## Stated task
From the entries below, report how many lines contain the string "Влияние". Give only that number.

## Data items
************
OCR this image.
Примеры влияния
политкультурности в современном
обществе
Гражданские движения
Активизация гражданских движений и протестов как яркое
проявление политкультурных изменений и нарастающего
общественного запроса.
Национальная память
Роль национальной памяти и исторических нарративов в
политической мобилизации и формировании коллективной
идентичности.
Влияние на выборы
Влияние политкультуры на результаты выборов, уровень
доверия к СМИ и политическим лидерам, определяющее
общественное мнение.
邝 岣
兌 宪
************
## Solution
2